Records provided:
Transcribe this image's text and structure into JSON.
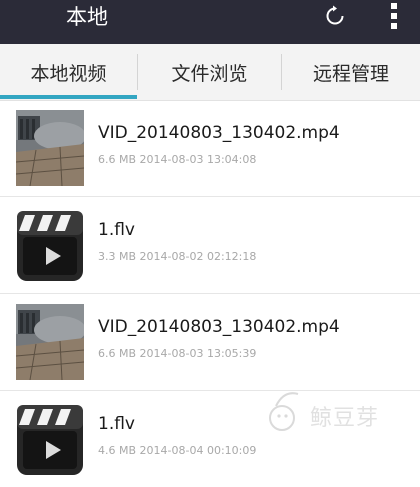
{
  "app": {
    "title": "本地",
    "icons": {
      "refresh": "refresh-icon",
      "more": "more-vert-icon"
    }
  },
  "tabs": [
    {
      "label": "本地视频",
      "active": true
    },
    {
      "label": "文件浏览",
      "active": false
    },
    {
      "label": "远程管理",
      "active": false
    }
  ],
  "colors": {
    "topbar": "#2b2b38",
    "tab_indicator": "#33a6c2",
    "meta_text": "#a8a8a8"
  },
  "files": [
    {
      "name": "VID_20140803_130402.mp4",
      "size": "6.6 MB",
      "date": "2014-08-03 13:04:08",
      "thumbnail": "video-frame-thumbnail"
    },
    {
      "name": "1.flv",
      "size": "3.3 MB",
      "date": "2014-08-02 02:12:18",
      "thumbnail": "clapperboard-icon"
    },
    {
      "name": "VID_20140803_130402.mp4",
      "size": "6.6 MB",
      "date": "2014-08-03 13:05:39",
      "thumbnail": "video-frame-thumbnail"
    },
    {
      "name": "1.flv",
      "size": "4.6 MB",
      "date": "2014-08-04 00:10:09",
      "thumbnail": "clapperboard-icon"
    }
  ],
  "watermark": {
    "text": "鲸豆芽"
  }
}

* * *

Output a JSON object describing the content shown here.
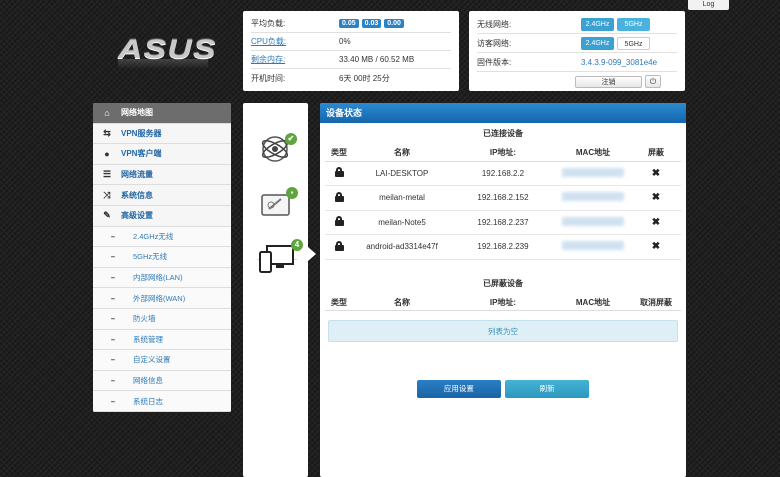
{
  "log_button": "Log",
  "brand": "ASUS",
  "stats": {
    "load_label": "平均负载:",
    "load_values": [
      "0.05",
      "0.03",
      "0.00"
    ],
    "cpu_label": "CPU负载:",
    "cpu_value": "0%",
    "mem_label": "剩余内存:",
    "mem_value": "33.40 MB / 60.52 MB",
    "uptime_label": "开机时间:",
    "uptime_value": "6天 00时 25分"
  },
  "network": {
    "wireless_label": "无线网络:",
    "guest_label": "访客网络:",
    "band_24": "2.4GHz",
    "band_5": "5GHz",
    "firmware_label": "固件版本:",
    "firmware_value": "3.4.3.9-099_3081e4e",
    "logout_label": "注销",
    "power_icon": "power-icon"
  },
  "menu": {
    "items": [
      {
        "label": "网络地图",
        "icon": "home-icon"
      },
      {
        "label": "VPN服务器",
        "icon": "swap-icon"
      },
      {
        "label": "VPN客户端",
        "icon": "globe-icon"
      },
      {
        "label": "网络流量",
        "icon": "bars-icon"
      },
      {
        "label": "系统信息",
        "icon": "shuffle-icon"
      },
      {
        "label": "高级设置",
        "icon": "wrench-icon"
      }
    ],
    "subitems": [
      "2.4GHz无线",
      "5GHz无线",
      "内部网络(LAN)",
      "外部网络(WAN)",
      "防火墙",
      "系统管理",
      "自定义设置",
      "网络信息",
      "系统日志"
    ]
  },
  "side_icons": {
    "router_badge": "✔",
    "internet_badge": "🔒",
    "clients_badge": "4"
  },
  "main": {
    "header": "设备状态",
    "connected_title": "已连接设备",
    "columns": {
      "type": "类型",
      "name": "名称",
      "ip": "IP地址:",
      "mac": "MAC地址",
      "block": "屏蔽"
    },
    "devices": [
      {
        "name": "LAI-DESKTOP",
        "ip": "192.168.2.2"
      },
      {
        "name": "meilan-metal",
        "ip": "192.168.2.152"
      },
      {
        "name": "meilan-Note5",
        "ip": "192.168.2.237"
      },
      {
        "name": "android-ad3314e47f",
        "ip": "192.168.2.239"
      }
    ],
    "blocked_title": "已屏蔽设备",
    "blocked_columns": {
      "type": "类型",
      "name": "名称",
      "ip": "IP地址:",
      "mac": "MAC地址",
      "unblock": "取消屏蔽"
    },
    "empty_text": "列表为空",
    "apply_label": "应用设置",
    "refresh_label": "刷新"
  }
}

Required task: Report the number of lines in the listing above that include the word "date", and nothing else.

Correct answer: 4